PROBLEM STATEMENT »
The entries below should be output exactly as written.

GIVEN RECORDS »
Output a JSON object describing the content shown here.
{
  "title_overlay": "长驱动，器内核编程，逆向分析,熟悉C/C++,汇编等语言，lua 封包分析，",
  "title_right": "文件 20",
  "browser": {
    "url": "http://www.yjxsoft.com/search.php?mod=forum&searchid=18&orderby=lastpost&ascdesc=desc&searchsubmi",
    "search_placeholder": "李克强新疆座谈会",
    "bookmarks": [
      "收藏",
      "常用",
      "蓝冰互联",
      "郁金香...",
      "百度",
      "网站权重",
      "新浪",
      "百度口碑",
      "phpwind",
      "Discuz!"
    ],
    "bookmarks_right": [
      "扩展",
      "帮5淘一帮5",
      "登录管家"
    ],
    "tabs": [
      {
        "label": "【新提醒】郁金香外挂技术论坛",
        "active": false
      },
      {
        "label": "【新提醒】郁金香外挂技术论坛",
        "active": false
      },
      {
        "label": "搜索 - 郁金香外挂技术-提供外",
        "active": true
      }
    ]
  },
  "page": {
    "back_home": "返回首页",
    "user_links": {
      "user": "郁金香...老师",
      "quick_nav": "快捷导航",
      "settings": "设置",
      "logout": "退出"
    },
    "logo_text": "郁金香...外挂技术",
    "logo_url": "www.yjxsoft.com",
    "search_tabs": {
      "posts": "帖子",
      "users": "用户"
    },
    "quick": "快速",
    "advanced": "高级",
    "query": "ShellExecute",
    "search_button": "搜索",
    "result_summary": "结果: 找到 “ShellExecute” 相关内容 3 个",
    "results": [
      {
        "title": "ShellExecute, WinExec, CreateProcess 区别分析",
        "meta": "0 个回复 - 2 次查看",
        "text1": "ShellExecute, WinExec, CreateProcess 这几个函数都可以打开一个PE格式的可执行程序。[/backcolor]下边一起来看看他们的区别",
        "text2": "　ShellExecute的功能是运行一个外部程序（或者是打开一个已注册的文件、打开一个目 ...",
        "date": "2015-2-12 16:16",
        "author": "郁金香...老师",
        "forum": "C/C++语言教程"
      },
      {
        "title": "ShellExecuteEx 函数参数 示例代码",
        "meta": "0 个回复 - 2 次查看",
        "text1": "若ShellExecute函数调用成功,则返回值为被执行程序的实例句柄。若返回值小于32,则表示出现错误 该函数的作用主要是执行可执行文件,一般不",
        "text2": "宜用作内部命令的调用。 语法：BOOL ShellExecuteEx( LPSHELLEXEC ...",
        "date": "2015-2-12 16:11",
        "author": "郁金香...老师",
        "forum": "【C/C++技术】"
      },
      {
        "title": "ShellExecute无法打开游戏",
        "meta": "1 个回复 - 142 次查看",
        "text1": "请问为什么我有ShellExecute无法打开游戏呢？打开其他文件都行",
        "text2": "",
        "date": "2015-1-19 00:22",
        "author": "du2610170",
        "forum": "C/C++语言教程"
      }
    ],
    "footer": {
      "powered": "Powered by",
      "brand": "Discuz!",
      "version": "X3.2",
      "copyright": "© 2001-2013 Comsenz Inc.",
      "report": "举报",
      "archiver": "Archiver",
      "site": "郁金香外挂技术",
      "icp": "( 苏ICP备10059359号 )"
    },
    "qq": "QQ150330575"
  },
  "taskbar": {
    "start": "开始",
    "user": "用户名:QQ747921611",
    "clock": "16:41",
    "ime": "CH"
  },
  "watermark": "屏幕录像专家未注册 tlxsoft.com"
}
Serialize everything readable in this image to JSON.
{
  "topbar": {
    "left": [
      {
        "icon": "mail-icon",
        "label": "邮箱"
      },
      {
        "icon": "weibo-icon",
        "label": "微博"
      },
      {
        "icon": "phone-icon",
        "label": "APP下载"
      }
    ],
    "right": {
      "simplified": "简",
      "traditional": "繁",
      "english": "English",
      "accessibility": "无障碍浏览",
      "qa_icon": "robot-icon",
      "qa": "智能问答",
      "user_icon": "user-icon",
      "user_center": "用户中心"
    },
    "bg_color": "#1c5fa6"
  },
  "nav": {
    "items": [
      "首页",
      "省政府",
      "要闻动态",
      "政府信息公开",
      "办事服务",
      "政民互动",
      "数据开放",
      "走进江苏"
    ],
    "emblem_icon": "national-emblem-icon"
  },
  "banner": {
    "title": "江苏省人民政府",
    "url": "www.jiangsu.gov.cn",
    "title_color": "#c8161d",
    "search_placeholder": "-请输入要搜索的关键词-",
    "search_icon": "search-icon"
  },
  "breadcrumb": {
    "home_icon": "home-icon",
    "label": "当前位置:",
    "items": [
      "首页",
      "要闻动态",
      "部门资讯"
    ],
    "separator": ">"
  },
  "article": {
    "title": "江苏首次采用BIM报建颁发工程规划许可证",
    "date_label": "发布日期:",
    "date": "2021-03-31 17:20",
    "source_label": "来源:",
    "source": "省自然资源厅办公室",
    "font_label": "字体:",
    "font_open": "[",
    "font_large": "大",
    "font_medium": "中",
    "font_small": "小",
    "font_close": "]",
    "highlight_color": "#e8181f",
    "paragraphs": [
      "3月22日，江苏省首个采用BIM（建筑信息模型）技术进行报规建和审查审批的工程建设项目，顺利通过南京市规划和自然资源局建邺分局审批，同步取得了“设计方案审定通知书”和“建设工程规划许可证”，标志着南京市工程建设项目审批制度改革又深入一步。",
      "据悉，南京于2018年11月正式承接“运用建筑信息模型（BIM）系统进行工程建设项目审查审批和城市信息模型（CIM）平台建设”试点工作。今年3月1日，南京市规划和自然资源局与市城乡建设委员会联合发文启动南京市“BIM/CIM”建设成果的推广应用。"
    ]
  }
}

REPLY TO THE TASK »
Output a JSON object describing the content shown here.
{
  "title_overlay": "长驱动，器内核编程，逆向分析,熟悉C/C++,汇编等语言，lua 封包分析，",
  "title_right": "文件 20",
  "browser": {
    "url": "http://www.yjxsoft.com/search.php?mod=forum&searchid=18&orderby=lastpost&ascdesc=desc&searchsubmi",
    "search_placeholder": "李克强新疆座谈会",
    "bookmarks": [
      "收藏",
      "常用",
      "蓝冰互联",
      "郁金香...",
      "百度",
      "网站权重",
      "新浪",
      "百度口碑",
      "phpwind",
      "Discuz!"
    ],
    "bookmarks_right": [
      "扩展",
      "帮5淘一帮5",
      "登录管家"
    ],
    "tabs": [
      {
        "label": "【新提醒】郁金香外挂技术论坛",
        "active": false
      },
      {
        "label": "【新提醒】郁金香外挂技术论坛",
        "active": false
      },
      {
        "label": "搜索 - 郁金香外挂技术-提供外",
        "active": true
      }
    ]
  },
  "page": {
    "back_home": "返回首页",
    "user_links": {
      "user": "郁金香...老师",
      "quick_nav": "快捷导航",
      "settings": "设置",
      "logout": "退出"
    },
    "logo_text": "郁金香...外挂技术",
    "logo_url": "www.yjxsoft.com",
    "search_tabs": {
      "posts": "帖子",
      "users": "用户"
    },
    "quick": "快速",
    "advanced": "高级",
    "query": "ShellExecute",
    "search_button": "搜索",
    "result_summary": "结果: 找到 “ShellExecute” 相关内容 3 个",
    "results": [
      {
        "title": "ShellExecute, WinExec, CreateProcess 区别分析",
        "meta": "0 个回复 - 2 次查看",
        "text1": "ShellExecute, WinExec, CreateProcess 这几个函数都可以打开一个PE格式的可执行程序。[/backcolor]下边一起来看看他们的区别",
        "text2": "　ShellExecute的功能是运行一个外部程序（或者是打开一个已注册的文件、打开一个目 ...",
        "date": "2015-2-12 16:16",
        "author": "郁金香...老师",
        "forum": "C/C++语言教程"
      },
      {
        "title": "ShellExecuteEx 函数参数 示例代码",
        "meta": "0 个回复 - 2 次查看",
        "text1": "若ShellExecute函数调用成功,则返回值为被执行程序的实例句柄。若返回值小于32,则表示出现错误 该函数的作用主要是执行可执行文件,一般不",
        "text2": "宜用作内部命令的调用。 语法：BOOL ShellExecuteEx( LPSHELLEXEC ...",
        "date": "2015-2-12 16:11",
        "author": "郁金香...老师",
        "forum": "【C/C++技术】"
      },
      {
        "title": "ShellExecute无法打开游戏",
        "meta": "1 个回复 - 142 次查看",
        "text1": "请问为什么我有ShellExecute无法打开游戏呢？打开其他文件都行",
        "text2": "",
        "date": "2015-1-19 00:22",
        "author": "du2610170",
        "forum": "C/C++语言教程"
      }
    ],
    "footer": {
      "powered": "Powered by",
      "brand": "Discuz!",
      "version": "X3.2",
      "copyright": "© 2001-2013 Comsenz Inc.",
      "report": "举报",
      "archiver": "Archiver",
      "site": "郁金香外挂技术",
      "icp": "( 苏ICP备10059359号 )"
    },
    "qq": "QQ150330575"
  },
  "taskbar": {
    "start": "开始",
    "user": "用户名:QQ747921611",
    "clock": "16:41",
    "ime": "CH"
  },
  "watermark": "屏幕录像专家未注册 tlxsoft.com"
}
Serialize everything readable in this image to JSON.
{
  "topbar": {
    "left": [
      {
        "icon": "mail-icon",
        "label": "邮箱"
      },
      {
        "icon": "weibo-icon",
        "label": "微博"
      },
      {
        "icon": "phone-icon",
        "label": "APP下载"
      }
    ],
    "right": {
      "simplified": "简",
      "traditional": "繁",
      "english": "English",
      "accessibility": "无障碍浏览",
      "qa_icon": "robot-icon",
      "qa": "智能问答",
      "user_icon": "user-icon",
      "user_center": "用户中心"
    },
    "bg_color": "#1c5fa6"
  },
  "nav": {
    "items": [
      "首页",
      "省政府",
      "要闻动态",
      "政府信息公开",
      "办事服务",
      "政民互动",
      "数据开放",
      "走进江苏"
    ],
    "emblem_icon": "national-emblem-icon"
  },
  "banner": {
    "title": "江苏省人民政府",
    "url": "www.jiangsu.gov.cn",
    "title_color": "#c8161d",
    "search_placeholder": "-请输入要搜索的关键词-",
    "search_icon": "search-icon"
  },
  "breadcrumb": {
    "home_icon": "home-icon",
    "label": "当前位置:",
    "items": [
      "首页",
      "要闻动态",
      "部门资讯"
    ],
    "separator": ">"
  },
  "article": {
    "title": "江苏首次采用BIM报建颁发工程规划许可证",
    "date_label": "发布日期:",
    "date": "2021-03-31 17:20",
    "source_label": "来源:",
    "source": "省自然资源厅办公室",
    "font_label": "字体:",
    "font_open": "[",
    "font_large": "大",
    "font_medium": "中",
    "font_small": "小",
    "font_close": "]",
    "highlight_color": "#e8181f",
    "paragraphs": [
      "3月22日，江苏省首个采用BIM（建筑信息模型）技术进行报规建和审查审批的工程建设项目，顺利通过南京市规划和自然资源局建邺分局审批，同步取得了“设计方案审定通知书”和“建设工程规划许可证”，标志着南京市工程建设项目审批制度改革又深入一步。",
      "据悉，南京于2018年11月正式承接“运用建筑信息模型（BIM）系统进行工程建设项目审查审批和城市信息模型（CIM）平台建设”试点工作。今年3月1日，南京市规划和自然资源局与市城乡建设委员会联合发文启动南京市“BIM/CIM”建设成果的推广应用。"
    ]
  }
}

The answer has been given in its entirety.